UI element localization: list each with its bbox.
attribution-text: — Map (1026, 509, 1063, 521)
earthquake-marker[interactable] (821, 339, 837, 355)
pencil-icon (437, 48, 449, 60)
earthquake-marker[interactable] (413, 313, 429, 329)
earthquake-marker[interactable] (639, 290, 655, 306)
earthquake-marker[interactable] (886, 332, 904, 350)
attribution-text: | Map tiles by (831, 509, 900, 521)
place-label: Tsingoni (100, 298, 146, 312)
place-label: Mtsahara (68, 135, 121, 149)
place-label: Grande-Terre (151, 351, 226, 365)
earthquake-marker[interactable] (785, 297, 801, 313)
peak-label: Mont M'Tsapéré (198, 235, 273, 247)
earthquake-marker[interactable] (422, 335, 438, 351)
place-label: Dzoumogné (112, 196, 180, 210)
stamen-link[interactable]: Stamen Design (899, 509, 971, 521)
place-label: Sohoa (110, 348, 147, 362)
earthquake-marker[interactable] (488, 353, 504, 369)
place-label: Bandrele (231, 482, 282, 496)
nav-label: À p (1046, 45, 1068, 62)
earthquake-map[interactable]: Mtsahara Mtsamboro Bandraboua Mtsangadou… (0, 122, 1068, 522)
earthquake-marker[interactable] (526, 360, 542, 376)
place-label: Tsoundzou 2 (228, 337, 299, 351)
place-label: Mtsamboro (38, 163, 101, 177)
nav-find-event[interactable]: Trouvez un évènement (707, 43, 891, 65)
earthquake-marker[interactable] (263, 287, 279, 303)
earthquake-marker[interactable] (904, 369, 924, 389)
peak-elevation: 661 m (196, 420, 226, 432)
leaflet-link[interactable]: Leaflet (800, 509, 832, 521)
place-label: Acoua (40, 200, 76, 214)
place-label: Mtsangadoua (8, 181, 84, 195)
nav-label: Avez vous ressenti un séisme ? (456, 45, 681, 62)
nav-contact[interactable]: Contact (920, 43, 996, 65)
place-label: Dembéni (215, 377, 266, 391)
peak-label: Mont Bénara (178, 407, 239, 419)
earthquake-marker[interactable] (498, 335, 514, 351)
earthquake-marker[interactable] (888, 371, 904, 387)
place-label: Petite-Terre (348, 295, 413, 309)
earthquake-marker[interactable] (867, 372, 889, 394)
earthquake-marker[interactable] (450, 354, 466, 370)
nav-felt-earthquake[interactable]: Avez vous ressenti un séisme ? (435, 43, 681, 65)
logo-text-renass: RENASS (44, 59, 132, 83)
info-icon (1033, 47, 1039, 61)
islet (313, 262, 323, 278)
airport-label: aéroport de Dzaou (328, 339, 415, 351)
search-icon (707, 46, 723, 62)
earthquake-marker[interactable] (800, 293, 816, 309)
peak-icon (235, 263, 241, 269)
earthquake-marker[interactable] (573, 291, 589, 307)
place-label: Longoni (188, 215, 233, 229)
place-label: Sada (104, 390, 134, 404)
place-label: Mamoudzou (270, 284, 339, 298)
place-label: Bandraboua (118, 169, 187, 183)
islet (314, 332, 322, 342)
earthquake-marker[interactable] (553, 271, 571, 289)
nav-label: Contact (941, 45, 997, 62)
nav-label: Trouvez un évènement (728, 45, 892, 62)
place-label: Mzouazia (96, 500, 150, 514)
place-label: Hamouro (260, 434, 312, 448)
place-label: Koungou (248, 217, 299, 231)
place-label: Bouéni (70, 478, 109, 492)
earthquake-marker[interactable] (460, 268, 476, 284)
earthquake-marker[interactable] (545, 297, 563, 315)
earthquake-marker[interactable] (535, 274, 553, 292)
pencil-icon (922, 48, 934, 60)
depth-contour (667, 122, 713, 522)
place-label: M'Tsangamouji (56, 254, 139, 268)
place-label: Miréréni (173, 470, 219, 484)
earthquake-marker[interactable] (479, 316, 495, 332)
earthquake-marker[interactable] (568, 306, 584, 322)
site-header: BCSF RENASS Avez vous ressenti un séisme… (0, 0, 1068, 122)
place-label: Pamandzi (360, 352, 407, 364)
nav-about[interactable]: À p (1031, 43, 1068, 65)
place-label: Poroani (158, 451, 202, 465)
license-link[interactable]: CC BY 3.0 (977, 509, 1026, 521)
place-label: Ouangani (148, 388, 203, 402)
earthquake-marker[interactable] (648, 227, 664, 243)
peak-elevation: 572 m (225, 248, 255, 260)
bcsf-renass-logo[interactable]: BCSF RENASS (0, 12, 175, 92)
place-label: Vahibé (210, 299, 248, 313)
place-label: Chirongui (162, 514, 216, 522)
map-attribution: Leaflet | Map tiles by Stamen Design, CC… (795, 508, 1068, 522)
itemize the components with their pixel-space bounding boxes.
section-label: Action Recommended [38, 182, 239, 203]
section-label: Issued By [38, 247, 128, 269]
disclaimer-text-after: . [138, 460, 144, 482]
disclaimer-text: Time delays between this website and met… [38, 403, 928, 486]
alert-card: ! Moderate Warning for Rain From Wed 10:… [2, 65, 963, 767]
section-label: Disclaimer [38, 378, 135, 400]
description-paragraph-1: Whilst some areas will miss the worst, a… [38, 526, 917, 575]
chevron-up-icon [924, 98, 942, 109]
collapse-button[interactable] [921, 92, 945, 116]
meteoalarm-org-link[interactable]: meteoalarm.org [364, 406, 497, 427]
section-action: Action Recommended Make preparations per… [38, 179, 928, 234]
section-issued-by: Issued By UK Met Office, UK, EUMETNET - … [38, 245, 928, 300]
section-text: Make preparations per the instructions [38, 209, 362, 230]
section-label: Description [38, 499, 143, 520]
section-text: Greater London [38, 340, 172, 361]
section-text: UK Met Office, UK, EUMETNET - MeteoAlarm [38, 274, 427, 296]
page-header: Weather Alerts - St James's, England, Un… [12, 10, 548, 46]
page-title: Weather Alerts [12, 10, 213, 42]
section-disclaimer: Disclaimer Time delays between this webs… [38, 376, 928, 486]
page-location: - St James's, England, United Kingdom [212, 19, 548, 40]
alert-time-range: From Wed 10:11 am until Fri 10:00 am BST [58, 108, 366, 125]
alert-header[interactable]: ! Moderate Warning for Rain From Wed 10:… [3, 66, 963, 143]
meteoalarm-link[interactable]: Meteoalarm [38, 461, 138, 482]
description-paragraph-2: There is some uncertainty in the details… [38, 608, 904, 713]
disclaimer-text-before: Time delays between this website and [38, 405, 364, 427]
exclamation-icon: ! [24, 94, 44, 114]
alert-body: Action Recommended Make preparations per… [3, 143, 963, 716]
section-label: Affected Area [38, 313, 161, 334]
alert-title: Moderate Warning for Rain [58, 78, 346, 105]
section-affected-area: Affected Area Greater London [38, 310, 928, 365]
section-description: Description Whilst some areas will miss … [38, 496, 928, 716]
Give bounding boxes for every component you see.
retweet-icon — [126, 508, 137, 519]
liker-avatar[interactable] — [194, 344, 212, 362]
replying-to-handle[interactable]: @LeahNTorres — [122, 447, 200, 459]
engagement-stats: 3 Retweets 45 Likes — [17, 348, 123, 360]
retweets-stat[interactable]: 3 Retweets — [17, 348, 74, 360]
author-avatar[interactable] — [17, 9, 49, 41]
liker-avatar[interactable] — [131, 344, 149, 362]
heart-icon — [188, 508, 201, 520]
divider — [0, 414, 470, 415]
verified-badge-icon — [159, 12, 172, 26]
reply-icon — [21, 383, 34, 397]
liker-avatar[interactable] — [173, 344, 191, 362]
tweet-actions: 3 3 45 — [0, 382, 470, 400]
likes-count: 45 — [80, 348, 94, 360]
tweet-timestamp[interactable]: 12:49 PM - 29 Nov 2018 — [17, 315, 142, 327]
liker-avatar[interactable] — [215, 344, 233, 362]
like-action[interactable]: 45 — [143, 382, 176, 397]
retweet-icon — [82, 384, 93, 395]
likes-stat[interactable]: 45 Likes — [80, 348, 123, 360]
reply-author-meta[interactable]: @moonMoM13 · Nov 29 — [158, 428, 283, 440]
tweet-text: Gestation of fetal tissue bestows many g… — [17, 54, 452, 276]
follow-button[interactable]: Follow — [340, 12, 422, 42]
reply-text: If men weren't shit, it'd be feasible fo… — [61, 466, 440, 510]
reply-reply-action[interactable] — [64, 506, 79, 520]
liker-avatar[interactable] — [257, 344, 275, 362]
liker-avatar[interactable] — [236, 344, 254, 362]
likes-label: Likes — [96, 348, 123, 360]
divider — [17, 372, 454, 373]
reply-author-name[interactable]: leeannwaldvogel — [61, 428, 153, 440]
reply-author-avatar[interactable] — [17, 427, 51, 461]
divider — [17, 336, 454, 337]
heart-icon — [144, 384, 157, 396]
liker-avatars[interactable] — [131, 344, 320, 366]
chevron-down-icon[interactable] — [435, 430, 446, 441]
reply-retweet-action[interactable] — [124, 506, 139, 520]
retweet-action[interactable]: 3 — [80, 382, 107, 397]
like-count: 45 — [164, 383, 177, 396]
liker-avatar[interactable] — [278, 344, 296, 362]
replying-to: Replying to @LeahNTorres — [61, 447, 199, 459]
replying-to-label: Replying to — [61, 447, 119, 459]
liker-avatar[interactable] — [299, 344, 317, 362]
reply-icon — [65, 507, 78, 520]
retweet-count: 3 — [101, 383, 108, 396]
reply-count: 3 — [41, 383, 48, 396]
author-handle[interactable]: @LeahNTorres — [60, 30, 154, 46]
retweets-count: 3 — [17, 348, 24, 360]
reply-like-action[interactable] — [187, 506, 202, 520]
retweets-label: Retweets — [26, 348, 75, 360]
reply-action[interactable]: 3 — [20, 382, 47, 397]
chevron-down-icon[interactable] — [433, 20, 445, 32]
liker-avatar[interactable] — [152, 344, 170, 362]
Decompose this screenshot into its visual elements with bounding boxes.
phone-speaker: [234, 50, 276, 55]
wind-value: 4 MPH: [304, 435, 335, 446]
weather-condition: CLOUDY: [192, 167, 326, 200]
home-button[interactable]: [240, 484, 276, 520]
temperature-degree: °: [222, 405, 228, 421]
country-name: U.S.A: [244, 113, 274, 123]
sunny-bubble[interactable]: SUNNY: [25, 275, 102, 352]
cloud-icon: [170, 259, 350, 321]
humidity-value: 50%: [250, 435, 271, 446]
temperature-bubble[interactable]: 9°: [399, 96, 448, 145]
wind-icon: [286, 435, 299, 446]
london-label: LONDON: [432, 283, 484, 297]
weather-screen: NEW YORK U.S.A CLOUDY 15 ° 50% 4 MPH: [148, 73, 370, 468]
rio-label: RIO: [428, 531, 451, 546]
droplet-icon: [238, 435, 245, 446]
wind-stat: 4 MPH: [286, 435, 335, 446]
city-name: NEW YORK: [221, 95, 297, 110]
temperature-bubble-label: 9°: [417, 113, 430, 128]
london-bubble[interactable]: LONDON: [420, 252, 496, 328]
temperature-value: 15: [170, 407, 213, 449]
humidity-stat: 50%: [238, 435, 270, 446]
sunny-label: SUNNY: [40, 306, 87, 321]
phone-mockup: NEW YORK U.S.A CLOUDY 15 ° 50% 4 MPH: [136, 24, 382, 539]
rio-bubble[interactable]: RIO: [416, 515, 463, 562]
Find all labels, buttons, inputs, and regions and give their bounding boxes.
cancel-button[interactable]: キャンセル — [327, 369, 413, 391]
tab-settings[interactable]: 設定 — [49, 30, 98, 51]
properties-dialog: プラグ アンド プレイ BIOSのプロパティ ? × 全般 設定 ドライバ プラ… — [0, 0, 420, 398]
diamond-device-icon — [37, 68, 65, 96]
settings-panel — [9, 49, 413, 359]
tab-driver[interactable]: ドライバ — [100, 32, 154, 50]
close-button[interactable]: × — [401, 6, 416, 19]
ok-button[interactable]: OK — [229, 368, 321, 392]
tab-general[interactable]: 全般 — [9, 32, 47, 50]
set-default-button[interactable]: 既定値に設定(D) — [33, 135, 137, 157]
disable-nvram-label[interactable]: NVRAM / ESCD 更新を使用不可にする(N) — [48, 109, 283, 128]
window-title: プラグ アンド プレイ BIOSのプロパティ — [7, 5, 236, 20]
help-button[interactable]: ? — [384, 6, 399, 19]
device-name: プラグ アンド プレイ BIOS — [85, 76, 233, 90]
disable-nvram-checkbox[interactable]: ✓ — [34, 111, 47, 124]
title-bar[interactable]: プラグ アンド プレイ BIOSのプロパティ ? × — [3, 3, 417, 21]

________________________

Work required >> Set down the stretch from the start of the items through the line containing "earthquake-marker[interactable] (639, 290, 655, 306)", both ends included, with every line repeated unchanged.

Expected answer >>
UI element localization: list each with its bbox.
attribution-text: — Map (1026, 509, 1063, 521)
earthquake-marker[interactable] (821, 339, 837, 355)
pencil-icon (437, 48, 449, 60)
earthquake-marker[interactable] (413, 313, 429, 329)
earthquake-marker[interactable] (639, 290, 655, 306)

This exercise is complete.